## Exercise task:
Reproduce all lines of the listing below in which the word "provided" occurs.

## Entries from a dataset:
....................

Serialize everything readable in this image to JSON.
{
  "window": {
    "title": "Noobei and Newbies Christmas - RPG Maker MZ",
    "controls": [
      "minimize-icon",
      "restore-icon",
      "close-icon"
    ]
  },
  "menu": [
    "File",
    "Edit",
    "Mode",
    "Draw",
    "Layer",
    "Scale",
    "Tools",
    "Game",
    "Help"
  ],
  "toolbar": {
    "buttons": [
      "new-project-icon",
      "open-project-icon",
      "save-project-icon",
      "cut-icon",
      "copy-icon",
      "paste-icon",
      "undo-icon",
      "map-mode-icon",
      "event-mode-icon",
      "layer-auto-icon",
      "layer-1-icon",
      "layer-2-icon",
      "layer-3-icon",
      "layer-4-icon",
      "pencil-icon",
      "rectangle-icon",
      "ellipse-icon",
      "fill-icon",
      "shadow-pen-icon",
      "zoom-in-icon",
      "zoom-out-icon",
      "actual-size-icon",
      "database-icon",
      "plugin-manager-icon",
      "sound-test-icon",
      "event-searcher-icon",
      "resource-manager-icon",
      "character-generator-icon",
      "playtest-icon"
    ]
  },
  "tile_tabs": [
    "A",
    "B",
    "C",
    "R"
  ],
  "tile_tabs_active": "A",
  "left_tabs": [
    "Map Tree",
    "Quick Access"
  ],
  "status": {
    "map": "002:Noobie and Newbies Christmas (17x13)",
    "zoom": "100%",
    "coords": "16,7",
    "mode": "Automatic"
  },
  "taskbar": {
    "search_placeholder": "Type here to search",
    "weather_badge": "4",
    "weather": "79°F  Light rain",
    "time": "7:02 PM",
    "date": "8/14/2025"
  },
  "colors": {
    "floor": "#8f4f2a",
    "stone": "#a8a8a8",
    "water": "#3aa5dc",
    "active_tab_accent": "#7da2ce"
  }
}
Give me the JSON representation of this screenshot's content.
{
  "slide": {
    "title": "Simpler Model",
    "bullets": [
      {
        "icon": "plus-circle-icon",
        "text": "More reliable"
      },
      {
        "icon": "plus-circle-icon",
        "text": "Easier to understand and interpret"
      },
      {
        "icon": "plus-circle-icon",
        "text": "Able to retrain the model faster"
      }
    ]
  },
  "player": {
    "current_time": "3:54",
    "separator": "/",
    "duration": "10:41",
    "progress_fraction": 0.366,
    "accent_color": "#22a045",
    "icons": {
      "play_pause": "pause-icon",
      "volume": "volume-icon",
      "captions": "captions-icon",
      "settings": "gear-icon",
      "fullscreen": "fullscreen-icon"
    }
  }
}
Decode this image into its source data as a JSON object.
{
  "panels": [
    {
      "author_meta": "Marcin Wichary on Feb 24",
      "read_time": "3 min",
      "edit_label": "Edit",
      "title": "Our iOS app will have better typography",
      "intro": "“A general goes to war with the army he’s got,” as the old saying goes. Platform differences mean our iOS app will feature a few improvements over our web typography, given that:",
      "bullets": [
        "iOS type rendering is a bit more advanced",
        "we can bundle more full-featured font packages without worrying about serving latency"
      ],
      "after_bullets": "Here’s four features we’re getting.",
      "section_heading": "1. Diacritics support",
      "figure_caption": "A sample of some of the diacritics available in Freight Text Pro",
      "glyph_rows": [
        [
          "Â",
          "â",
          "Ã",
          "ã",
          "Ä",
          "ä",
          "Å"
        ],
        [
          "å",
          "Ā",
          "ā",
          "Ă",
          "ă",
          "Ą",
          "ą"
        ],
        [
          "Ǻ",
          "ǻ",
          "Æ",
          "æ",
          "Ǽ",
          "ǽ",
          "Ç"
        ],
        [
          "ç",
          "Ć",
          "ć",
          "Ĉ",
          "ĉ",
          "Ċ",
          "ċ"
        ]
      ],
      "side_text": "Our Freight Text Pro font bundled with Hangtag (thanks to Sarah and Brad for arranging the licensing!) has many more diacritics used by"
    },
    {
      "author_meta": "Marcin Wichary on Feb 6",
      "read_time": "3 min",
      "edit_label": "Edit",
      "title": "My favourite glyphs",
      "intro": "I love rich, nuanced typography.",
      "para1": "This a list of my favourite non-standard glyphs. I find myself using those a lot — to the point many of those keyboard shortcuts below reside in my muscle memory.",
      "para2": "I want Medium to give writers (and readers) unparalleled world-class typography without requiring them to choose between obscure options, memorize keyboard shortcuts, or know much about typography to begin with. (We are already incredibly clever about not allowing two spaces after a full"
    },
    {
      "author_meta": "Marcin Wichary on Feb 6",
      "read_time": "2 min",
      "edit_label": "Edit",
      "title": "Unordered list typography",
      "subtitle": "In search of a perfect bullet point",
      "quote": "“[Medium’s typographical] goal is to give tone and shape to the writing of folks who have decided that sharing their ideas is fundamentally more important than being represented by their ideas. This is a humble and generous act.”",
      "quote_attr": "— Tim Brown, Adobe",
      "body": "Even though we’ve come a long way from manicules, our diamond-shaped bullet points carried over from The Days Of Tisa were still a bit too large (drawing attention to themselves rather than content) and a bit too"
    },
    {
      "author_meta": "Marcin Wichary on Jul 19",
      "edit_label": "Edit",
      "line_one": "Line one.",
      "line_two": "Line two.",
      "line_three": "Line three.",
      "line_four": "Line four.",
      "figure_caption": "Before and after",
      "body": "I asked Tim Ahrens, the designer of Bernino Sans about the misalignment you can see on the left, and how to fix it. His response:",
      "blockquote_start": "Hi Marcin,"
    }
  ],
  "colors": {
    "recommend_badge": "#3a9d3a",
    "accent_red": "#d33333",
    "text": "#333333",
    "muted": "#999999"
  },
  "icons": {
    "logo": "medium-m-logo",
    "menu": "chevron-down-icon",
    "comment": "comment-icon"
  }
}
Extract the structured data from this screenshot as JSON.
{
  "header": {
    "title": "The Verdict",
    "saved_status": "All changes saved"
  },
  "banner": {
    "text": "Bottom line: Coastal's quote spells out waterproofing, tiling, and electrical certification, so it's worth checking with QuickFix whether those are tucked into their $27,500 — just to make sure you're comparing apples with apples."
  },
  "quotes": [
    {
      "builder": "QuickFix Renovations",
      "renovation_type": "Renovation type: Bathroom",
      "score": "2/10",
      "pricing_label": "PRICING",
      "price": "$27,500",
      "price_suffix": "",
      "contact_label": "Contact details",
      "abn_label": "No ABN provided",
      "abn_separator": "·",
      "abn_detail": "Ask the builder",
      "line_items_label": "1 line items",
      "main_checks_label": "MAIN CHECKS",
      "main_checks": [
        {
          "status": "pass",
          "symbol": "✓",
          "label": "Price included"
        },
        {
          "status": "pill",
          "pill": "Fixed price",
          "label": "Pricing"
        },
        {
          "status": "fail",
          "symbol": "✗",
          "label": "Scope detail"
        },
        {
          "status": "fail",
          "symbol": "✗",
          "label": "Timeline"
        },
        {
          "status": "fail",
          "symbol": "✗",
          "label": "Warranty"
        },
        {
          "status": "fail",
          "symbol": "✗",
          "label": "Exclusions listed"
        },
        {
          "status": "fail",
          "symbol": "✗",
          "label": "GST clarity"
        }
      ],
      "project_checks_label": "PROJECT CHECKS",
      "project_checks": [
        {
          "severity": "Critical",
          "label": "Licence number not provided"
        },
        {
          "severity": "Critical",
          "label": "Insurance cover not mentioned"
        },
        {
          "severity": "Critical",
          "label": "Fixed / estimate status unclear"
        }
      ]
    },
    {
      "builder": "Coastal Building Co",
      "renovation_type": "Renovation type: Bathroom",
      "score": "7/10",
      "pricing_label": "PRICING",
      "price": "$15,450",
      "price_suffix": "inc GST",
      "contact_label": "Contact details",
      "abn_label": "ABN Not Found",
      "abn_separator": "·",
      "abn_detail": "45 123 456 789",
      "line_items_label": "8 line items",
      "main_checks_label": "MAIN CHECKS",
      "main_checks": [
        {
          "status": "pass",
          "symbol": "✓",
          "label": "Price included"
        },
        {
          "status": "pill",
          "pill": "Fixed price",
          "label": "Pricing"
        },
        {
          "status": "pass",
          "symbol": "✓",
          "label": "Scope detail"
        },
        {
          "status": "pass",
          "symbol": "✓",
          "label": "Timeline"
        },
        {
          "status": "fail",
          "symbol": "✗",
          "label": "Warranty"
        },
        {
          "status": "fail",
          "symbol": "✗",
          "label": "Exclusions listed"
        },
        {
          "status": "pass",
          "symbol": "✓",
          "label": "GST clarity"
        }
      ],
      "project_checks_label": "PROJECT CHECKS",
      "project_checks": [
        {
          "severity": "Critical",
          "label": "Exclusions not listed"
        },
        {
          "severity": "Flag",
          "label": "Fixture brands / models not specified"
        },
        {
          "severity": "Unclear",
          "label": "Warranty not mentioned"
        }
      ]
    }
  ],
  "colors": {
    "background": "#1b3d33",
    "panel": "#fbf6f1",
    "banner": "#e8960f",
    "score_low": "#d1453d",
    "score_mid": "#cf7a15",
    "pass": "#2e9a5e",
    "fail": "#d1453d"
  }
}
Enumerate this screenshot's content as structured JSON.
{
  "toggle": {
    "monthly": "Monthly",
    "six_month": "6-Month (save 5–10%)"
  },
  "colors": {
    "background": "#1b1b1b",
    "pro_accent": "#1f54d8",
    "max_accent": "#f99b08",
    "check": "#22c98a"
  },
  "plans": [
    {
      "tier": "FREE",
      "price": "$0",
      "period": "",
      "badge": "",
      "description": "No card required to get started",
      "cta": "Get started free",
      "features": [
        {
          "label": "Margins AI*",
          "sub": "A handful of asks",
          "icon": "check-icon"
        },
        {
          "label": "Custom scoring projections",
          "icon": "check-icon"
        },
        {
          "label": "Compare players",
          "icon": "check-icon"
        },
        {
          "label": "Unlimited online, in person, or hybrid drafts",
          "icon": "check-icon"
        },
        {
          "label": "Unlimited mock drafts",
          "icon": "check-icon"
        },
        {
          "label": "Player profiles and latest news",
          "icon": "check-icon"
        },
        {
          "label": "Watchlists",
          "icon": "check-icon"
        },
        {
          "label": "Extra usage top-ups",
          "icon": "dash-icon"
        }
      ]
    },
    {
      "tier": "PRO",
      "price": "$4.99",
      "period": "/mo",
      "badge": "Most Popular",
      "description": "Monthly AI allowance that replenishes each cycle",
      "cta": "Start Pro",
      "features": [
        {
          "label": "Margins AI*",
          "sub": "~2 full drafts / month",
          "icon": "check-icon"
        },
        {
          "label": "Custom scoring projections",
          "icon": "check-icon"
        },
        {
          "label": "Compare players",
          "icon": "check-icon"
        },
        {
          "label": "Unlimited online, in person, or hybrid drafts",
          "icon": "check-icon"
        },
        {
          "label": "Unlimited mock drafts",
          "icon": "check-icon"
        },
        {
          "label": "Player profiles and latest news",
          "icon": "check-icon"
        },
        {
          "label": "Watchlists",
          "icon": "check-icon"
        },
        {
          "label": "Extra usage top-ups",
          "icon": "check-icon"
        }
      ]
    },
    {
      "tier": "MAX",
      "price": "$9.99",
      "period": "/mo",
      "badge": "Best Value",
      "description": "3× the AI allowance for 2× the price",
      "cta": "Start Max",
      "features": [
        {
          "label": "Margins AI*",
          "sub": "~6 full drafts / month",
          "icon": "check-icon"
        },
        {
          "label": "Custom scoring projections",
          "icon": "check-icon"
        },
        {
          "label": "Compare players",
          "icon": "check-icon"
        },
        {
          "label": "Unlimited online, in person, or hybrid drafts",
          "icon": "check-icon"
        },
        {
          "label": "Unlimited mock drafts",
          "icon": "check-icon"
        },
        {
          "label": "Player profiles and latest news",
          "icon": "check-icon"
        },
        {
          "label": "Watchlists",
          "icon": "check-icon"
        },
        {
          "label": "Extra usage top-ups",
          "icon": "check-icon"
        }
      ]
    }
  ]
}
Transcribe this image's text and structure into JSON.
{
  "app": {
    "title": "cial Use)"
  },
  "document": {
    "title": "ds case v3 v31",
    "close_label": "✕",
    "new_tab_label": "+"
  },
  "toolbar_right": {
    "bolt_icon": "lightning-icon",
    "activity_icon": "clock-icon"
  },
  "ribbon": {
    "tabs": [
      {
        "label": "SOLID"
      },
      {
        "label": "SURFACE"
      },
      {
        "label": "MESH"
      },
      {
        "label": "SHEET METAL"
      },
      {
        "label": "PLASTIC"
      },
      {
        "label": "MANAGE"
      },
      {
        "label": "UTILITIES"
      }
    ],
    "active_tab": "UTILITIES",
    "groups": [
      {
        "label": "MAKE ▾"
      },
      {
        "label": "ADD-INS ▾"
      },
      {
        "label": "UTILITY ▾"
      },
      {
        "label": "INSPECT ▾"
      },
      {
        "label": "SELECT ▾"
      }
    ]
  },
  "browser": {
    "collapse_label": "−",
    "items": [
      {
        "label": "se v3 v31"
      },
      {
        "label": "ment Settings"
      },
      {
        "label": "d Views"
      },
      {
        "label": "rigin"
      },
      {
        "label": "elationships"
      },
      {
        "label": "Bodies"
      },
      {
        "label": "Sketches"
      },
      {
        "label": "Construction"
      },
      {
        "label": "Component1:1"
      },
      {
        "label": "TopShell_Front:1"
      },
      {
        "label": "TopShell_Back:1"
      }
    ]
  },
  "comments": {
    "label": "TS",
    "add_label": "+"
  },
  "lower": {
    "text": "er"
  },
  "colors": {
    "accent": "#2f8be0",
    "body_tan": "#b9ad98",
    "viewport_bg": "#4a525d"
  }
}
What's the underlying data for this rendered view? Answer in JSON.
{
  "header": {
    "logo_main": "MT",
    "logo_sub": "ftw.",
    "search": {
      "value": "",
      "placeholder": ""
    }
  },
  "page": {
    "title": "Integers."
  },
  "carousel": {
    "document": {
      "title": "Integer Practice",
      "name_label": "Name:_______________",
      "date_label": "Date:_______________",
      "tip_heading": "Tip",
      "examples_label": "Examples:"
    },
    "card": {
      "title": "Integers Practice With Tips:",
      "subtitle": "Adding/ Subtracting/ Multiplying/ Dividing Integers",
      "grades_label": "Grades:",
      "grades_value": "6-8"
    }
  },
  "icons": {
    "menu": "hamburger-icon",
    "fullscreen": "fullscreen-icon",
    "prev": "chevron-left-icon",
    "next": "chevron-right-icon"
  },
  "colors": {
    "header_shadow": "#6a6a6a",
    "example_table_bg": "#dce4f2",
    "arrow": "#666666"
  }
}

....................

## Final result:
      "abn_label": "No ABN provided",
          "label": "Licence number not provided"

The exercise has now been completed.